Pick every line with "name" from the material below.

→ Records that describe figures
-- Start --
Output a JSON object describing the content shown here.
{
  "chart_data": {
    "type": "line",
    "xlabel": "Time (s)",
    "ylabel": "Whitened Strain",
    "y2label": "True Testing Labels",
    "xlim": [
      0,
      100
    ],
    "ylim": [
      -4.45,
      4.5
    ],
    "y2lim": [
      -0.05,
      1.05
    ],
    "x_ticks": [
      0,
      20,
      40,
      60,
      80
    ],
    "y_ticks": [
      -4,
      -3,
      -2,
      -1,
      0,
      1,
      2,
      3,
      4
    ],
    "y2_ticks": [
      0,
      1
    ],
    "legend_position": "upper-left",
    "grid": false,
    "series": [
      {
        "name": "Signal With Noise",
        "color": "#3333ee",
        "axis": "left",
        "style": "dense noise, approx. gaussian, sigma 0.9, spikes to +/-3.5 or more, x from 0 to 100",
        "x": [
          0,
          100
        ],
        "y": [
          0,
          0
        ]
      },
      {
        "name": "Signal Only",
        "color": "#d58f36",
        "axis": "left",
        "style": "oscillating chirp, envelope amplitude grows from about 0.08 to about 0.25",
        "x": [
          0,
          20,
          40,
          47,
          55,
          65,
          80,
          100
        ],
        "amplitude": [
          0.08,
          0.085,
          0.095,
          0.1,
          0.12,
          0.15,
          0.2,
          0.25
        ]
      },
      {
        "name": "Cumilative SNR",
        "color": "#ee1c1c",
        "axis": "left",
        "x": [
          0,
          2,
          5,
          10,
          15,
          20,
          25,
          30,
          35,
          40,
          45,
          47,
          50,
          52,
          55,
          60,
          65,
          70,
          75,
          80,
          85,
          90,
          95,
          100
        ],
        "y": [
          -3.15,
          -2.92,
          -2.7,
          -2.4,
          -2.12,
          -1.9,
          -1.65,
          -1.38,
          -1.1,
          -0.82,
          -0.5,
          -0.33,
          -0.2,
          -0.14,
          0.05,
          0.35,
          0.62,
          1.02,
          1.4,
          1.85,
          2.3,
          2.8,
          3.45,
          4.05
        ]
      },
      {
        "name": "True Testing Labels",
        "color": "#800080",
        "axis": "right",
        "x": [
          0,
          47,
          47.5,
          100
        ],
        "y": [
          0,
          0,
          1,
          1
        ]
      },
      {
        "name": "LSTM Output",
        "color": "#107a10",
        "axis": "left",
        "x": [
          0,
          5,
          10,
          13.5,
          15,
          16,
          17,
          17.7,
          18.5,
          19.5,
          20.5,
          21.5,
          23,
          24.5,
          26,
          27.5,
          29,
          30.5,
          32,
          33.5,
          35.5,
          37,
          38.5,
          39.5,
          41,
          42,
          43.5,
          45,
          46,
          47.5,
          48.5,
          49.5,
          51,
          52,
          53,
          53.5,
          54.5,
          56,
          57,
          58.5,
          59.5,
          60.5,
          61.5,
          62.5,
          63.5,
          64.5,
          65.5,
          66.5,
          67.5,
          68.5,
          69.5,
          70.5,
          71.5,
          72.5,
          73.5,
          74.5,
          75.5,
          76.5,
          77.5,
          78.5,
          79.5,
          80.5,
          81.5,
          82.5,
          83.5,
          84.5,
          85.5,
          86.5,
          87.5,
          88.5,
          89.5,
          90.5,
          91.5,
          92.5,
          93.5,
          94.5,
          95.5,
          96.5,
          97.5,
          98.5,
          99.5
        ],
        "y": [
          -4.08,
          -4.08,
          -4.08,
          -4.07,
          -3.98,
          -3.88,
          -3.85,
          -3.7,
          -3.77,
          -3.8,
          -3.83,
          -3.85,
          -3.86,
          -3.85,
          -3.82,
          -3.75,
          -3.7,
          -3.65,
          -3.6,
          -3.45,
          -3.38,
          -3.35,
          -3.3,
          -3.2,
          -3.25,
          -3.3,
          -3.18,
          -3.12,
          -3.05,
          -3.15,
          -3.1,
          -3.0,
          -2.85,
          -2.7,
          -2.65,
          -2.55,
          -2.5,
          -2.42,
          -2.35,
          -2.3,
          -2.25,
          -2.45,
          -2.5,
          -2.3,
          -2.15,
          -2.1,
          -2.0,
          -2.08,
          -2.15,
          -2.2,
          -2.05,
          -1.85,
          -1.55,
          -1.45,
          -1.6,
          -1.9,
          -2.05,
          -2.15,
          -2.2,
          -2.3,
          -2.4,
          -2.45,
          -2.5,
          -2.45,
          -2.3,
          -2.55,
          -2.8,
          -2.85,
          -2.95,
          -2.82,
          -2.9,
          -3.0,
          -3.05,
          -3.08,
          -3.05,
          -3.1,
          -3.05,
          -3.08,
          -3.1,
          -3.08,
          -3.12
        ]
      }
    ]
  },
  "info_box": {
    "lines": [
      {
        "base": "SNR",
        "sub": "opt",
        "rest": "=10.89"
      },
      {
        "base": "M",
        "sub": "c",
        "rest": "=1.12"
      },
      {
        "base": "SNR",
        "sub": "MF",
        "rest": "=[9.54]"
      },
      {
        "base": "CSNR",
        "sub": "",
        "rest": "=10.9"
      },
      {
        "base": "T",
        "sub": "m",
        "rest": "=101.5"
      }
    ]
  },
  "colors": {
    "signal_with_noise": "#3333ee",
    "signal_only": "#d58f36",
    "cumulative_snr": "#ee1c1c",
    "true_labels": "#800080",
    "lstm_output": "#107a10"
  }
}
-- End --
→ SOLUTION FOR THIS TASK
        "name": "Signal With Noise",
        "name": "Signal Only",
        "name": "Cumilative SNR",
        "name": "True Testing Labels",
        "name": "LSTM Output",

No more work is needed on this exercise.